begin Data supplied

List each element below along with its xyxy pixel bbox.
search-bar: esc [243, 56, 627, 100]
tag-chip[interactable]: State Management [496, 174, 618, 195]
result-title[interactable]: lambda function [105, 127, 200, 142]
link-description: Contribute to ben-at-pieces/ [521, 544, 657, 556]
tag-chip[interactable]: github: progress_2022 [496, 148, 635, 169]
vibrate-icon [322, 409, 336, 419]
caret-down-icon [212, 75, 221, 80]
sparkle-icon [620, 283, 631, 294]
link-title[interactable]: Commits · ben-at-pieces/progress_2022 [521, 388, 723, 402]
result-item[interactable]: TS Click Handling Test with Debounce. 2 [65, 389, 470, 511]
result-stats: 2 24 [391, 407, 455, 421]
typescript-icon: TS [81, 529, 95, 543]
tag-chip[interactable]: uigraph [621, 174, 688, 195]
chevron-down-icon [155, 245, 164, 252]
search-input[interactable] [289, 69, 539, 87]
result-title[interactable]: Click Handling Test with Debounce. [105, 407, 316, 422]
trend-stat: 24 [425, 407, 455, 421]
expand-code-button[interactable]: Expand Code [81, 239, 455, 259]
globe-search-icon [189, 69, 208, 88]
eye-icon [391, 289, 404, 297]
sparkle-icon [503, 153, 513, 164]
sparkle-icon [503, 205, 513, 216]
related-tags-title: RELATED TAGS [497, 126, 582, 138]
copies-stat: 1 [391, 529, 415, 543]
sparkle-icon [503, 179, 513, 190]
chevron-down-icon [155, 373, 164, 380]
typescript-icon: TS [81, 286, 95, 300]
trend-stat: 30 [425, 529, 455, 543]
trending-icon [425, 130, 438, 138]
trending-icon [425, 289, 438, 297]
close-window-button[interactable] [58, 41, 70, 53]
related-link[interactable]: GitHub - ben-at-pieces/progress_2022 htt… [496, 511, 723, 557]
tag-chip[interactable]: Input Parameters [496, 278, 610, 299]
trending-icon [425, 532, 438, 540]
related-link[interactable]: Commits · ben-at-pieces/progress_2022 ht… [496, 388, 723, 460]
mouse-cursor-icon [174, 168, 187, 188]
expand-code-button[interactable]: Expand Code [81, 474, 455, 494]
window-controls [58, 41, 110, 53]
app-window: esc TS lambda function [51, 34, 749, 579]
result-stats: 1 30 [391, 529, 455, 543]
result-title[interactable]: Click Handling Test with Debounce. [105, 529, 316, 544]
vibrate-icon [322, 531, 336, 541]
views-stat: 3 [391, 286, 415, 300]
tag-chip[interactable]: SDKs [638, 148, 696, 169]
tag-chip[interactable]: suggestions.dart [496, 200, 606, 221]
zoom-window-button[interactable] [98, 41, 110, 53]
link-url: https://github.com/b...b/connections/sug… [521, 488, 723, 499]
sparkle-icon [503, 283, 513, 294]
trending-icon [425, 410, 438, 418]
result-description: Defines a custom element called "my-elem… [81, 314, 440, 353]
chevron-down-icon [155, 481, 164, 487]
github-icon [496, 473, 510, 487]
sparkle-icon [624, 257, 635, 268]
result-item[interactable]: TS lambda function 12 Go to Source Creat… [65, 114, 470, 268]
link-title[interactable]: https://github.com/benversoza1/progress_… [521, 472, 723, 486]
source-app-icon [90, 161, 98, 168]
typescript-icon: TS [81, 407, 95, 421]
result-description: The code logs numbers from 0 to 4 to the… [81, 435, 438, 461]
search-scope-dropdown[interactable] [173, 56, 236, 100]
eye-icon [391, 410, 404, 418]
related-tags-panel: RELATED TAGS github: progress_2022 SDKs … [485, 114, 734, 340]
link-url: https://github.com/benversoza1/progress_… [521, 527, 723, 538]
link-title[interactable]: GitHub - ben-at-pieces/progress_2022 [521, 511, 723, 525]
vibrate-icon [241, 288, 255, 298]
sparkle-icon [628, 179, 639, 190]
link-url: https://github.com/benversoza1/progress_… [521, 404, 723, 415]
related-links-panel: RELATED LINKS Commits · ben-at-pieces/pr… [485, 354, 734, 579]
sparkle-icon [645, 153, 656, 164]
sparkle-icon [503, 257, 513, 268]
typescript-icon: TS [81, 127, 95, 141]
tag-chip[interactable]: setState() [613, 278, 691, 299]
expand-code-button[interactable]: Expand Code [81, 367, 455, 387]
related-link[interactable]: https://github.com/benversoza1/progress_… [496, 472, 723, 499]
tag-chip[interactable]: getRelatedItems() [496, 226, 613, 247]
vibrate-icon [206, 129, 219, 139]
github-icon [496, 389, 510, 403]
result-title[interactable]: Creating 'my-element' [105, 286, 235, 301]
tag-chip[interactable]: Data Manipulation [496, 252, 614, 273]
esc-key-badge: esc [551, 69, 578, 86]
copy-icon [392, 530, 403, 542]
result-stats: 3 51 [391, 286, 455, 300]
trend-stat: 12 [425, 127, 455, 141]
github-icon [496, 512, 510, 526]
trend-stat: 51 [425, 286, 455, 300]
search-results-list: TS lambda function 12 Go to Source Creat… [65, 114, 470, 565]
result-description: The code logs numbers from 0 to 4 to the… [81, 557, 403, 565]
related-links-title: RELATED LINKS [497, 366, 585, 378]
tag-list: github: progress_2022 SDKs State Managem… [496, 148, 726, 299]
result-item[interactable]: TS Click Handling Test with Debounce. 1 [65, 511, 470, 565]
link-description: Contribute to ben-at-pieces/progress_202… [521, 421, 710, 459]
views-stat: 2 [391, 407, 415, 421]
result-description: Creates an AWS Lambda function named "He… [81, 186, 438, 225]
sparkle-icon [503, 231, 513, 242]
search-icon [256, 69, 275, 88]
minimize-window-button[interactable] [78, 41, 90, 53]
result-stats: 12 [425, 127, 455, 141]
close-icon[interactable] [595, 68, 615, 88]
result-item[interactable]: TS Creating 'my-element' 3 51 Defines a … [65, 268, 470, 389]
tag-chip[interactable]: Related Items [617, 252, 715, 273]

end Data supplied

◆ Task instructions ◆
Starting at the first line of the records and stopping after the line that contains "chevron-down-icon [155, 245, 164, 252]", swap "sparkle-icon" for "star-icon". Give only those lines again, with everything else unchanged.

◆ Result ◆
List each element below along with its xyxy pixel bbox.
search-bar: esc [243, 56, 627, 100]
tag-chip[interactable]: State Management [496, 174, 618, 195]
result-title[interactable]: lambda function [105, 127, 200, 142]
link-description: Contribute to ben-at-pieces/ [521, 544, 657, 556]
tag-chip[interactable]: github: progress_2022 [496, 148, 635, 169]
vibrate-icon [322, 409, 336, 419]
caret-down-icon [212, 75, 221, 80]
star-icon [620, 283, 631, 294]
link-title[interactable]: Commits · ben-at-pieces/progress_2022 [521, 388, 723, 402]
result-item[interactable]: TS Click Handling Test with Debounce. 2 [65, 389, 470, 511]
result-stats: 2 24 [391, 407, 455, 421]
typescript-icon: TS [81, 529, 95, 543]
tag-chip[interactable]: uigraph [621, 174, 688, 195]
chevron-down-icon [155, 245, 164, 252]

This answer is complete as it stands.